EXERCISE DIRECTIONS: Spot every line with the word "think" and return it.
___
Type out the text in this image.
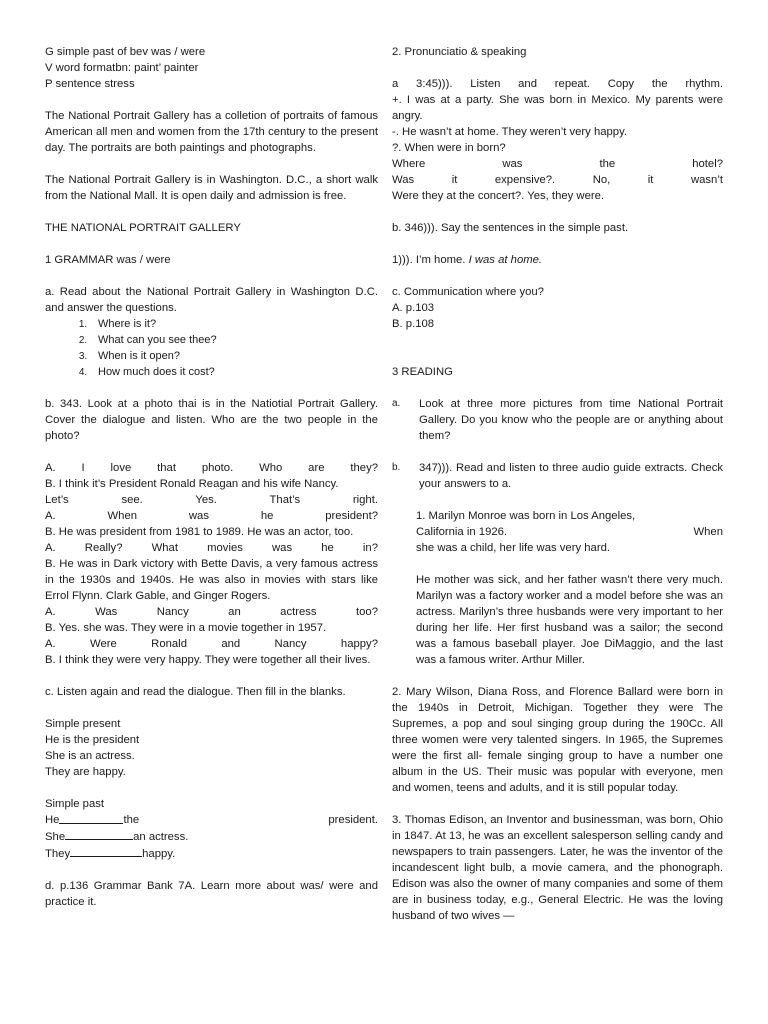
G simple past of bev was / were

V word formatbn: paint’ painter

P sentence stress

The National Portrait Gallery has a colletion of portraits of famous American all men and women from the 17th century to the present day. The portraits are both paintings and photographs.

The National Portrait Gallery is in Washington. D.C., a short walk from the National Mall. It is open daily and admission is free.

THE NATIONAL PORTRAIT GALLERY

1 GRAMMAR was / were

a. Read about the National Portrait Gallery in Washington D.C. and answer the questions.

1. Where is it?
2. What can you see thee?
3. When is it open?
4. How much does it cost?

b. 343. Look at a photo thai is in the Natiotial Portrait Gallery. Cover the dialogue and listen. Who are the two people in the photo?

A. I love that photo. Who are they?

B. I think it’s President Ronald Reagan and his wife Nancy.

Let’s see. Yes. That’s right.

A. When was he president?

B. He was president from 1981 to 1989. He was an actor, too.

A. Really? What movies was he in?

B. He was in Dark victory with Bette Davis, a very famous actress in the 1930s and 1940s. He was also in movies with stars like Errol Flynn. Clark Gable, and Ginger Rogers.

A. Was Nancy an actress too?

B. Yes. she was. They were in a movie together in 1957.

A. Were Ronald and Nancy happy?

B. I think they were very happy. They were together all their lives.

c. Listen again and read the dialogue. Then fill in the blanks.

Simple present

He is the president

She is an actress.

They are happy.

Simple past

He	the	president.
She	an actress.
They	happy.

d. p.136 Grammar Bank 7A. Learn more about was/ were and practice it.

2. Pronunciatio & speaking

a 3:45))). Listen and repeat. Copy the rhythm.

+. I was at a party. She was born in Mexico. My parents were angry.

-. He wasn’t at home. They weren’t very happy.

?. When were in born?

Where was the hotel?

Was it expensive?. No, it wasn’t

Were they at the concert?. Yes, they were.

b. 346))). Say the sentences in the simple past.

1))). I’m home. I was at home.

c. Communication where you?

A. p.103

B. p.108

3 READING

a.	Look at three more pictures from time National Portrait Gallery. Do you know who the people are or anything about them?
b.	347))). Read and listen to three audio guide extracts. Check your answers to a.
1. Marilyn Monroe was born in Los Angeles, California in 1926.	When

she was a child, her life was very hard.

He mother was sick, and her father wasn’t there very much. Marilyn was a factory worker and a model before she was an actress. Marilyn’s three husbands were very important to her during her life. Her first husband was a sailor; the second was a famous baseball player. Joe DiMaggio, and the last was a famous writer. Arthur Miller.

2. Mary Wilson, Diana Ross, and Florence Ballard were born in the 1940s in Detroit, Michigan. Together they were The Supremes, a pop and soul singing group during the 190Cc. All three women were very talented singers. In 1965, the Supremes were the first all- female singing group to have a number one album in the US. Their music was popular with everyone, men and women, teens and adults, and it is still popular today.

3. Thomas Edison, an Inventor and businessman, was born, Ohio in 1847. At 13, he was an excellent salesperson selling candy and newspapers to train passengers. Later, he was the inventor of the incandescent light bulb, a movie camera, and the phonograph. Edison was also the owner of many companies and some of them are in business today, e.g., General Electric. He was the loving husband of two wives —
___
TASK RESULT:
B. I think it’s President Ronald Reagan and his wife Nancy.
B. I think they were very happy. They were together all their lives.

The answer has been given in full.